State only how many lines below include the string "standardized".

-- Start of GIVEN ENTRIES --

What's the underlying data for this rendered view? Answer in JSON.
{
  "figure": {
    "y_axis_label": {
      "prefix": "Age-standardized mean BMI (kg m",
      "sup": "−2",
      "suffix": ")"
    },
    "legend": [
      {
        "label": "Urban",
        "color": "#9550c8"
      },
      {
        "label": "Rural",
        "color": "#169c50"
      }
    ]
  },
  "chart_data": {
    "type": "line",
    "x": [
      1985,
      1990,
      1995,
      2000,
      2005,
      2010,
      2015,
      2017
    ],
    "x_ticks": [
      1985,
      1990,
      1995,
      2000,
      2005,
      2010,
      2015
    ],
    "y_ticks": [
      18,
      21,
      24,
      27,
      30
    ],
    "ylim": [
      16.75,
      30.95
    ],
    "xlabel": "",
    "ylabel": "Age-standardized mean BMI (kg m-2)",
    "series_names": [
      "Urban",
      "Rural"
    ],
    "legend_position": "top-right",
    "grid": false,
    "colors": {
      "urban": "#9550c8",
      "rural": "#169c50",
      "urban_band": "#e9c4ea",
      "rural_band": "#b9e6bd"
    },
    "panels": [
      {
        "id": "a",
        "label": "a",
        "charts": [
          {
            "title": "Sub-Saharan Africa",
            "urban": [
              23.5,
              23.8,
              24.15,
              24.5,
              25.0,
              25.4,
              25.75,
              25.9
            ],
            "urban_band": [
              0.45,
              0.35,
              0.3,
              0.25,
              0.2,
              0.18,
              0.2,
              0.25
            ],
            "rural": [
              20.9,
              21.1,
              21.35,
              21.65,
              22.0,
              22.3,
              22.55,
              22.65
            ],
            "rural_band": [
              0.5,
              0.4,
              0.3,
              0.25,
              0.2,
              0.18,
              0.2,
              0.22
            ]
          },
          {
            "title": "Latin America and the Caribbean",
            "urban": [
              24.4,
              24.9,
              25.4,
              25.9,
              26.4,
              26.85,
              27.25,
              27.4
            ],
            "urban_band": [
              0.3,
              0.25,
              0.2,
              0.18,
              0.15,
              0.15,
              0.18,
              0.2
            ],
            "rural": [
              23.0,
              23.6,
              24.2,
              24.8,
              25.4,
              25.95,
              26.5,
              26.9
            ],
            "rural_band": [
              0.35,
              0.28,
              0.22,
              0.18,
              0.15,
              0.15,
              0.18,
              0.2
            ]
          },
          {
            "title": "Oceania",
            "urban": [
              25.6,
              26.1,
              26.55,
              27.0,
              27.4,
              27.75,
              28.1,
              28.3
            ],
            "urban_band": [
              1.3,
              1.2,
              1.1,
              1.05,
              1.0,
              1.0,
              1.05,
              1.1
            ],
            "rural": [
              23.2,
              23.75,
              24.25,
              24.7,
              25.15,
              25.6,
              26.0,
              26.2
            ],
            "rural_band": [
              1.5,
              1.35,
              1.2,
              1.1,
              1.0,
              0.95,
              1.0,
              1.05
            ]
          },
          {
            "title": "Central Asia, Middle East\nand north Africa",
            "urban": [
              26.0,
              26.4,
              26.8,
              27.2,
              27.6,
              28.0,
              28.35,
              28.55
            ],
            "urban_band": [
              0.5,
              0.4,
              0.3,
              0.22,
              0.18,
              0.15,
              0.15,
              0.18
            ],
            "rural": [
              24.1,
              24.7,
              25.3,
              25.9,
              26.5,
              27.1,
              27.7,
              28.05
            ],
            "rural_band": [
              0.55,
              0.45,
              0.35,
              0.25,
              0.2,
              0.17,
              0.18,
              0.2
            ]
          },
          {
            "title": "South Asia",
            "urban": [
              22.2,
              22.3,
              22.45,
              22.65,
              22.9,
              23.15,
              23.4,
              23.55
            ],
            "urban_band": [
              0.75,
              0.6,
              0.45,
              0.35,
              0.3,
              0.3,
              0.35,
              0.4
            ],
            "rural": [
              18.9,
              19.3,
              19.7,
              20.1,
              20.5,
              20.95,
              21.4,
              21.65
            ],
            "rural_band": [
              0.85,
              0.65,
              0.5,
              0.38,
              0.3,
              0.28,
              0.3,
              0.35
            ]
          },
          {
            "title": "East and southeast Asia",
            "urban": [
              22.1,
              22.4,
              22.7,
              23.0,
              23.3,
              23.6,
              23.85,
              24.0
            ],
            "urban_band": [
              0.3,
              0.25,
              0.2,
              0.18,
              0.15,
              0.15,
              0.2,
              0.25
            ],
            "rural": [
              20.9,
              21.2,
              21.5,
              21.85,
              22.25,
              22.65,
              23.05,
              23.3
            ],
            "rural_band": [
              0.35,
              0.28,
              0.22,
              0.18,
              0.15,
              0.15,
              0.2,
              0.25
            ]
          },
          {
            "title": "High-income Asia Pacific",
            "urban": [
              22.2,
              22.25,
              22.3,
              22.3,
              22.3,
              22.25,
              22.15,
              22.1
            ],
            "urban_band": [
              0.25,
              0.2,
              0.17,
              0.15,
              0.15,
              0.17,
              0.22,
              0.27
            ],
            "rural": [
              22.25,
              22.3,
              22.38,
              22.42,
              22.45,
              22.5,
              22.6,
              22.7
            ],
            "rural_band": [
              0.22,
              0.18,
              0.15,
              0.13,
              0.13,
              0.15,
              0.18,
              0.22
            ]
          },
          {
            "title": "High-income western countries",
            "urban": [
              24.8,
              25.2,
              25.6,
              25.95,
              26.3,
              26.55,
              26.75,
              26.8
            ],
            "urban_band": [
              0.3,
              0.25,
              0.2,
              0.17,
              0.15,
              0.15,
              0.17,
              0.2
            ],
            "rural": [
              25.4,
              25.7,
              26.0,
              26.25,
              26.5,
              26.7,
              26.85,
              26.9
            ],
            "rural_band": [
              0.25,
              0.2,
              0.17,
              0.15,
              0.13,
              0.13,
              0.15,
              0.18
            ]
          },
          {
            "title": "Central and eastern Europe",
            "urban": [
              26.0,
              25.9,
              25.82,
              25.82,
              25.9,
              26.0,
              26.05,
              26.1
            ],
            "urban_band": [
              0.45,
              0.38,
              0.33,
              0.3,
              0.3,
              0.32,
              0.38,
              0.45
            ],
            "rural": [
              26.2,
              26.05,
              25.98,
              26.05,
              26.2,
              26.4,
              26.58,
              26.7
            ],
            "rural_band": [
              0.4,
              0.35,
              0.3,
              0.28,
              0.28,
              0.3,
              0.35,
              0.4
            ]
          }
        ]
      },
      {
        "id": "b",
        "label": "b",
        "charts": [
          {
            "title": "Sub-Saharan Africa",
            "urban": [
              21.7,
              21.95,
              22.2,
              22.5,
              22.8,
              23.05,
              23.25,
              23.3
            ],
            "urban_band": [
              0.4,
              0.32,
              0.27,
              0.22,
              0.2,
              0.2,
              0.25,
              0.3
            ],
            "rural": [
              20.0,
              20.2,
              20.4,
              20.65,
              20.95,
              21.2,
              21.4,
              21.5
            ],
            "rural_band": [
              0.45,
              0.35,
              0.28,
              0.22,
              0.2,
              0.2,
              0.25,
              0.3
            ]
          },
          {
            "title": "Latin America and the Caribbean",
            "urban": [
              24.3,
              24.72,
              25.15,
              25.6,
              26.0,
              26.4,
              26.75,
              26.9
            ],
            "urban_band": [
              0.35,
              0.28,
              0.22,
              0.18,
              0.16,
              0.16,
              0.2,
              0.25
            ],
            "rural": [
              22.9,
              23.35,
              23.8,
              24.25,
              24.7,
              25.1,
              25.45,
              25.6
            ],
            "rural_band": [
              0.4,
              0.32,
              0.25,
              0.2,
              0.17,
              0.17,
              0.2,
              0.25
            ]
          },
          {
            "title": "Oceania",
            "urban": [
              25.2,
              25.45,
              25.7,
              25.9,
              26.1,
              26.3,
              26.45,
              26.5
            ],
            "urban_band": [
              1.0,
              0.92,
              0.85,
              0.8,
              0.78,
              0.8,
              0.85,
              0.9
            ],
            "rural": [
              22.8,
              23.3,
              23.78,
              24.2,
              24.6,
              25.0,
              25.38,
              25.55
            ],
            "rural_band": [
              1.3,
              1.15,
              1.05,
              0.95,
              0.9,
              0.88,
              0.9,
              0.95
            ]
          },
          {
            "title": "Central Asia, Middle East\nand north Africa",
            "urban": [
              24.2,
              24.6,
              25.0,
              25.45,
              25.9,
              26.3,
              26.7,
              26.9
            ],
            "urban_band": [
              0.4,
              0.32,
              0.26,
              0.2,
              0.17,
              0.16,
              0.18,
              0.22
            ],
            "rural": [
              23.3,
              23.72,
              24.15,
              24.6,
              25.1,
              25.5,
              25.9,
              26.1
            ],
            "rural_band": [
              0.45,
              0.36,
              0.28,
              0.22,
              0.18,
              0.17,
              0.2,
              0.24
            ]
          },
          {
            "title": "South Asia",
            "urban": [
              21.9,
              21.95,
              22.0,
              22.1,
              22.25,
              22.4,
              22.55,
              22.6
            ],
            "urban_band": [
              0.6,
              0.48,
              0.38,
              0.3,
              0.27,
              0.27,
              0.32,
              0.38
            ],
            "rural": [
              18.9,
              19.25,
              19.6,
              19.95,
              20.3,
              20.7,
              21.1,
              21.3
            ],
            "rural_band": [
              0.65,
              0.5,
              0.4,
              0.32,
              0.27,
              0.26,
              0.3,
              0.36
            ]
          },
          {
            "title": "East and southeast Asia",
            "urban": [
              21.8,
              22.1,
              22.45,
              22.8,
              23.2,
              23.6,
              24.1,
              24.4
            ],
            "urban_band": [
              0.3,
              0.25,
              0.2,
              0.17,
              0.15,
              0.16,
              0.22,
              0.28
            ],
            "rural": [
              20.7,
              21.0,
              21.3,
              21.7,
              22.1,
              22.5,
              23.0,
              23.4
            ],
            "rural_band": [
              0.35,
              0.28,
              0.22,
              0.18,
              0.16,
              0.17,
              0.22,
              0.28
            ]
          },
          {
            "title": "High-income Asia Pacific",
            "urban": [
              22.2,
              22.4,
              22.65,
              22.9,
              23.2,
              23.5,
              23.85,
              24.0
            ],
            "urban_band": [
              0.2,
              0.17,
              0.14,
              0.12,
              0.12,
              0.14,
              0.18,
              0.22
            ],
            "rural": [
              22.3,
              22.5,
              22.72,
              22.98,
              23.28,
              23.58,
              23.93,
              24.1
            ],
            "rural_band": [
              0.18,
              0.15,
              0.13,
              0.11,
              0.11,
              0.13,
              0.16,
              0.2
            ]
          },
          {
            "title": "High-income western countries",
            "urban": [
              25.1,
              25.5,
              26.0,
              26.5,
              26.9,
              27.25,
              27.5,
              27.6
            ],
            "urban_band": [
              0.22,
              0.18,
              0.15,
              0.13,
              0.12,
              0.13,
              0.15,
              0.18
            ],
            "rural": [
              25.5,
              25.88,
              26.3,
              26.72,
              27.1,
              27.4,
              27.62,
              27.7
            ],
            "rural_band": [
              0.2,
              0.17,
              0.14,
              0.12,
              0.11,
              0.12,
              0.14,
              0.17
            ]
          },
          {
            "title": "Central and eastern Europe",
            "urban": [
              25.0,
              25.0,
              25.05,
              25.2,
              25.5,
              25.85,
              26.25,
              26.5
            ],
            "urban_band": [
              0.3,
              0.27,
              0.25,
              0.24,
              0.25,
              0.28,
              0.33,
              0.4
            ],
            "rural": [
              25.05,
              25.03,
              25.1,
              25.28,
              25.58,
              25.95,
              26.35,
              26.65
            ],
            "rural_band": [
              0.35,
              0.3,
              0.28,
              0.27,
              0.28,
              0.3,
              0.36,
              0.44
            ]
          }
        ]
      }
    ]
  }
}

-- End of GIVEN ENTRIES --

— RESPONSE —
2